#### WHAT IS REQUIRED
Select lines where the word "data" appears.
________
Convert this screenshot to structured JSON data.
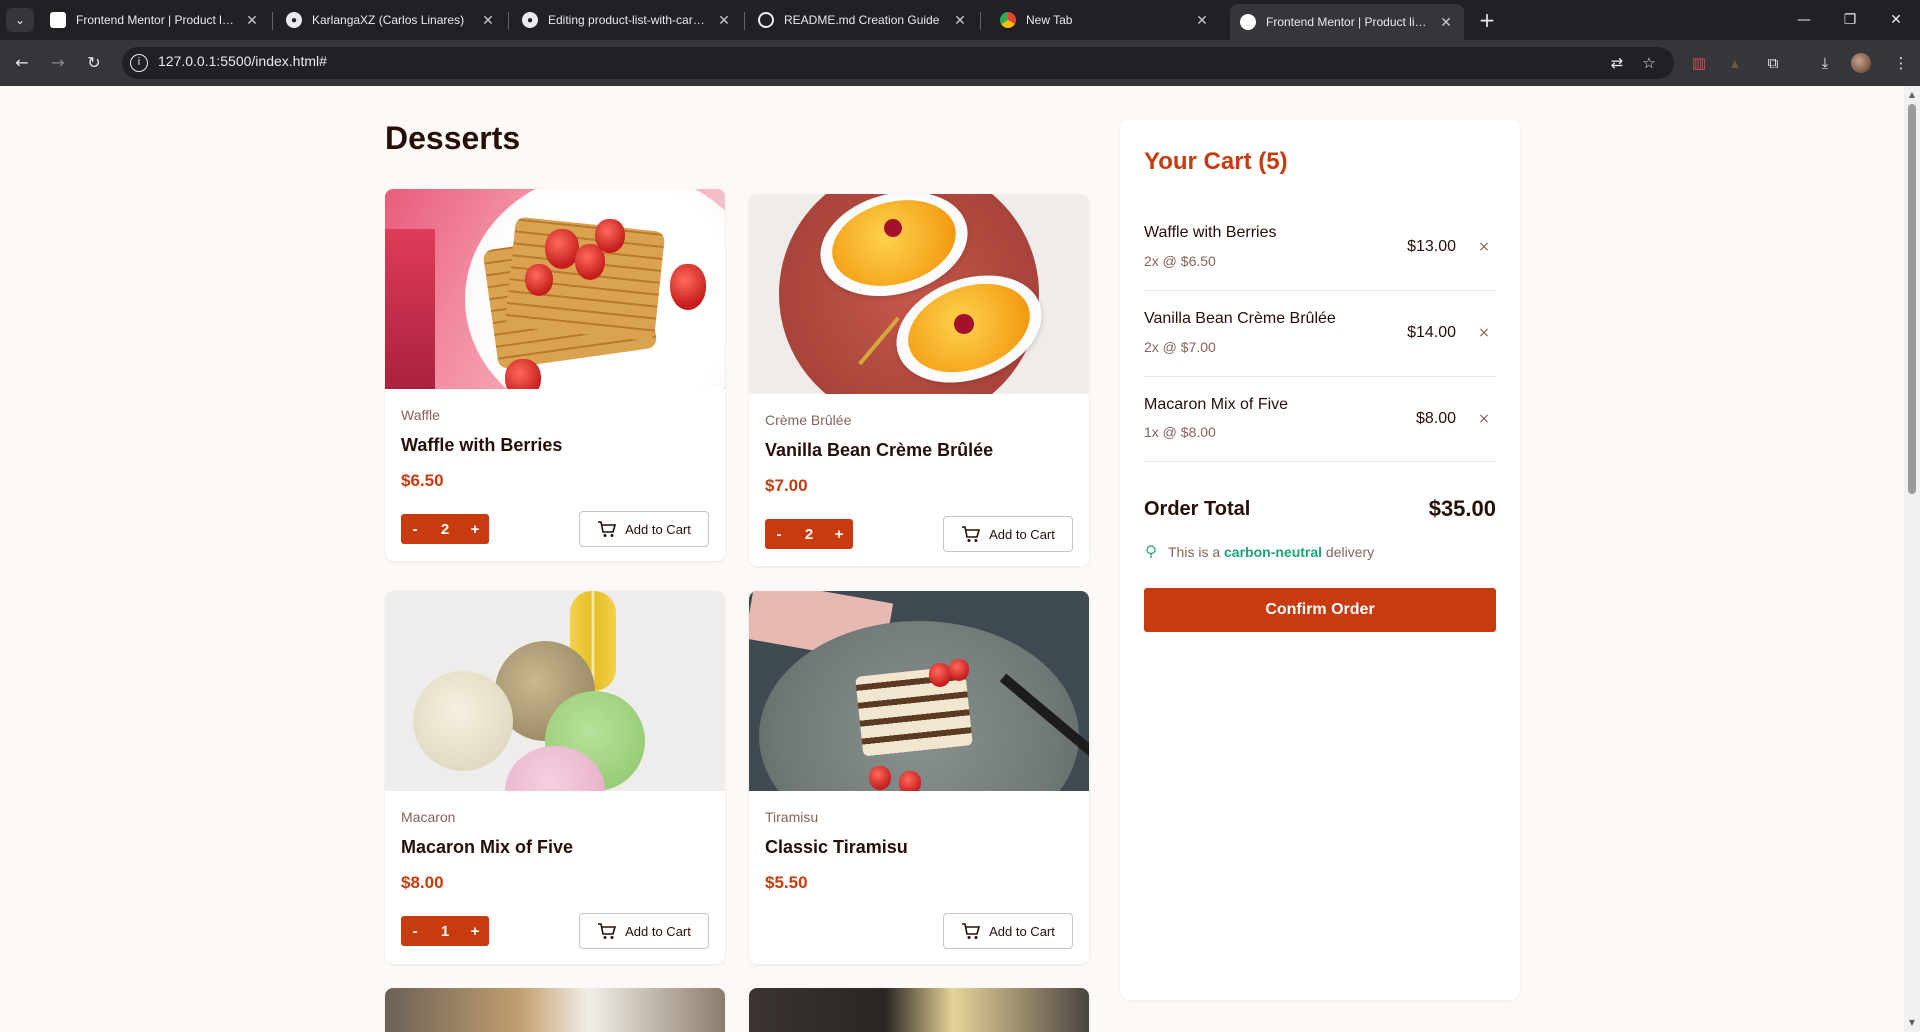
{
  "browser": {
    "tabs": [
      {
        "title": "Frontend Mentor | Product list w"
      },
      {
        "title": "KarlangaXZ (Carlos Linares)"
      },
      {
        "title": "Editing product-list-with-cart-m"
      },
      {
        "title": "README.md Creation Guide"
      },
      {
        "title": "New Tab"
      },
      {
        "title": "Frontend Mentor | Product list w"
      }
    ],
    "url": "127.0.0.1:5500/index.html#"
  },
  "page": {
    "title": "Desserts"
  },
  "products": [
    {
      "category": "Waffle",
      "name": "Waffle with Berries",
      "price": "$6.50",
      "qty": "2",
      "add_label": "Add to Cart"
    },
    {
      "category": "Crème Brûlée",
      "name": "Vanilla Bean Crème Brûlée",
      "price": "$7.00",
      "qty": "2",
      "add_label": "Add to Cart"
    },
    {
      "category": "Macaron",
      "name": "Macaron Mix of Five",
      "price": "$8.00",
      "qty": "1",
      "add_label": "Add to Cart"
    },
    {
      "category": "Tiramisu",
      "name": "Classic Tiramisu",
      "price": "$5.50",
      "add_label": "Add to Cart"
    }
  ],
  "stepper": {
    "minus": "-",
    "plus": "+"
  },
  "cart": {
    "title": "Your Cart (5)",
    "items": [
      {
        "name": "Waffle with Berries",
        "detail": "2x @ $6.50",
        "total": "$13.00"
      },
      {
        "name": "Vanilla Bean Crème Brûlée",
        "detail": "2x @ $7.00",
        "total": "$14.00"
      },
      {
        "name": "Macaron Mix of Five",
        "detail": "1x @ $8.00",
        "total": "$8.00"
      }
    ],
    "remove_glyph": "×",
    "order_total_label": "Order Total",
    "order_total_value": "$35.00",
    "carbon_prefix": "This is a ",
    "carbon_highlight": "carbon-neutral",
    "carbon_suffix": " delivery",
    "confirm_label": "Confirm Order"
  },
  "colors": {
    "accent": "#c73b0f",
    "green": "#1ea575",
    "text": "#260f08",
    "muted": "#87635a"
  }
}
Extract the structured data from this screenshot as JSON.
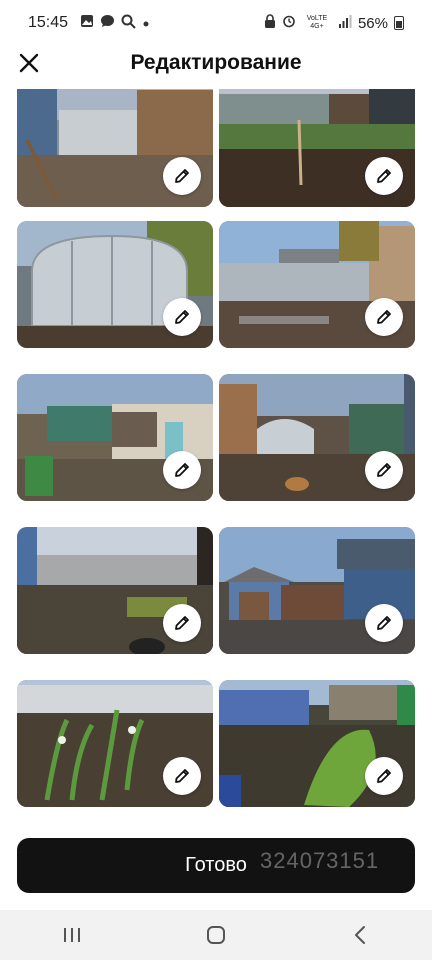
{
  "status_bar": {
    "time": "15:45",
    "network": "VoLTE 4G+",
    "battery": "56%",
    "icons": [
      "gallery-icon",
      "chat-icon",
      "search-icon",
      "dot-icon",
      "lock-icon",
      "alarm-icon",
      "signal-icon",
      "battery-icon"
    ]
  },
  "header": {
    "title": "Редактирование",
    "close_icon": "close-icon"
  },
  "photos": [
    {
      "name": "photo-1",
      "edit_icon": "pencil-icon"
    },
    {
      "name": "photo-2",
      "edit_icon": "pencil-icon"
    },
    {
      "name": "photo-3",
      "edit_icon": "pencil-icon"
    },
    {
      "name": "photo-4",
      "edit_icon": "pencil-icon"
    },
    {
      "name": "photo-5",
      "edit_icon": "pencil-icon"
    },
    {
      "name": "photo-6",
      "edit_icon": "pencil-icon"
    },
    {
      "name": "photo-7",
      "edit_icon": "pencil-icon"
    },
    {
      "name": "photo-8",
      "edit_icon": "pencil-icon"
    },
    {
      "name": "photo-9",
      "edit_icon": "pencil-icon"
    },
    {
      "name": "photo-10",
      "edit_icon": "pencil-icon"
    }
  ],
  "done_button": {
    "label": "Готово"
  },
  "watermark": {
    "text": "324073151"
  },
  "nav_bar": {
    "icons": [
      "recent-apps-icon",
      "home-icon",
      "back-icon"
    ]
  },
  "colors": {
    "button_bg": "#121212",
    "button_text": "#ffffff",
    "nav_bg": "#f2f2f2"
  }
}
________
#### COMPLETE ANSWER
Convert this screenshot to structured JSON data.
Extract the structured data from this screenshot as JSON.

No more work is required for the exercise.